* TEXT PROVIDED *
________________
HOLDEN FURBER was an American historian whose writings brought to life the world of Asian seaborne trade in the era before the creation of the European empires, when European participation in Asian commerce was vigorous but not yet wholly dominant. He was above all the historian of 'country' trade, that is of European trade from one part of Asia to another, during the 18th century.

Furber was born in Boston in 1903 and studied history at Harvard and at Queen's College, Oxford. At Harvard he began his lifelong involvement with the Europeans in Asia in the 18th century. His first book, a study of Henry Dundas, the first British minister to make responsibility for India a principal political commitment, appeared in 1931. Furber then widened the scope of his work to place British activities into the context of those of other Europeans. The result was his most creative and influential book, John Company at Work (1948), based on massive research in the Dutch, French and Danish archives, as well as British sources. It established that private British interests in the pursuit of their own objectives were a crucial element in the dynamic of British expansion in the late 18th century and that these interests dragged other Europeans in their wake. In 1976 Furber published his longest and most ambitious work, Rival Empires of Trade in the Orient 1600- 1800. The most important contribution of this wide-ranging survey was to extend the themes of John Company back into the earlier 18th century and to demonstrate the importance of British private trade in laying the foundations for empire and the eclipsing of European rivals.

From graduate studies at Harvard, Furber was appointed to the University of Texas, where he taught from 1940 to 1948, being seconded to the US government for the period of the war. From 1943 to 1945 he served in the State Department, specialising in the affairs of the British Commonwealth. In 1948 he moved to the University of Pennsylvania, where he remained until his retirement in 1973, teaching British and Indian history. He retired to Massachusetts, where he had been brought up and where he kept a home at Marblehead.
________________
* DATA *
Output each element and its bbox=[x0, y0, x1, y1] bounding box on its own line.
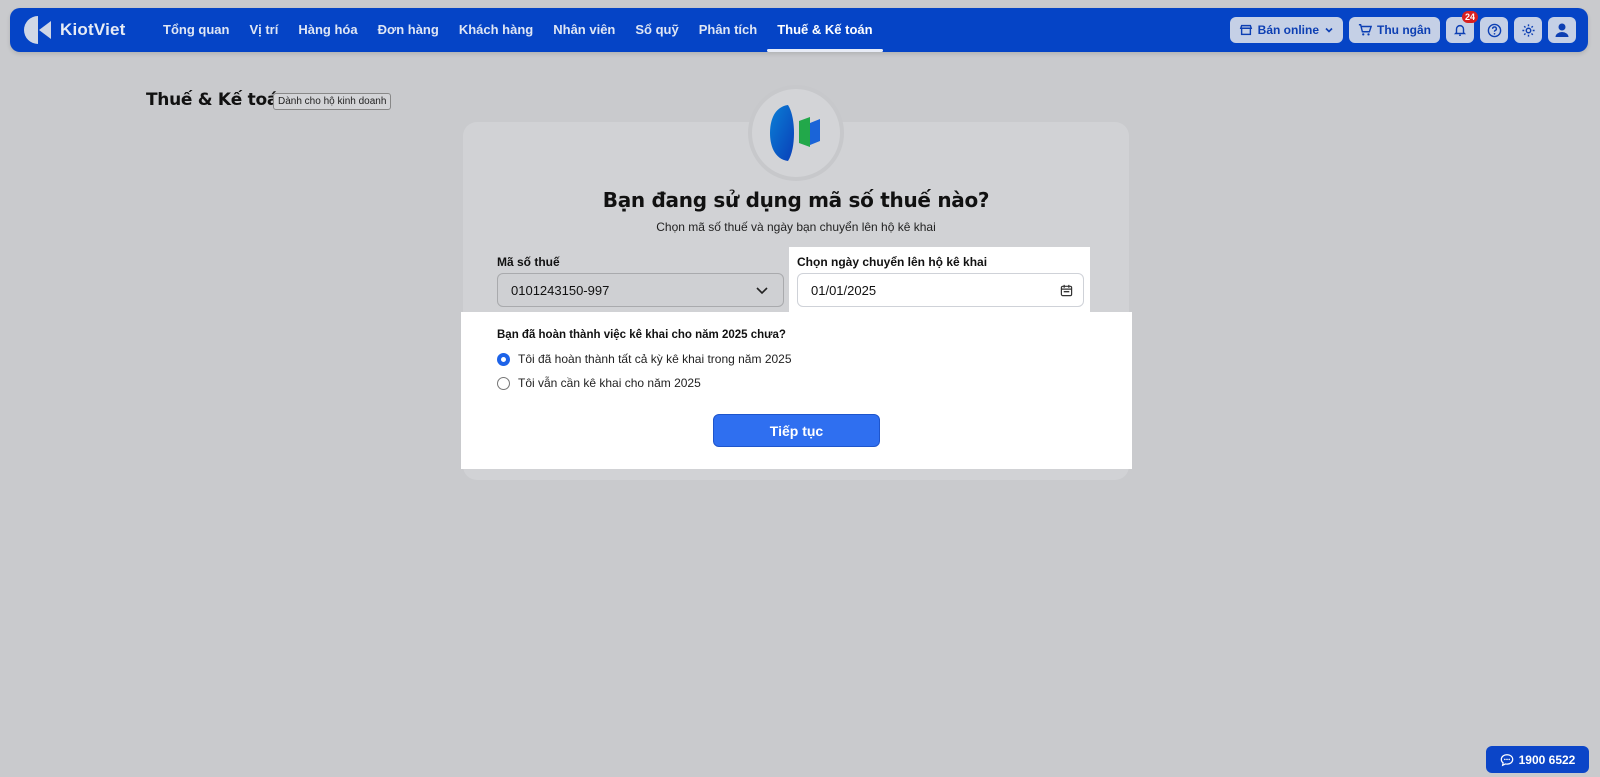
________________
* JOB 1 *
According to the Holden Furber biography, which archives besides British sources did the research for John Company at Work draw on?
* JOB 2 *
Reproduce a passage from the Holden Furber biography word for word. Begin at the words "From graduate studies" and stop after "home at Marblehead.".

* SOLUTION 1 *
The Dutch, French and Danish archives.

* SOLUTION 2 *
From graduate studies at Harvard, Furber was appointed to the University of Texas, where he taught from 1940 to 1948, being seconded to the US government for the period of the war. From 1943 to 1945 he served in the State Department, specialising in the affairs of the British Commonwealth. In 1948 he moved to the University of Pennsylvania, where he remained until his retirement in 1973, teaching British and Indian history. He retired to Massachusetts, where he had been brought up and where he kept a home at Marblehead.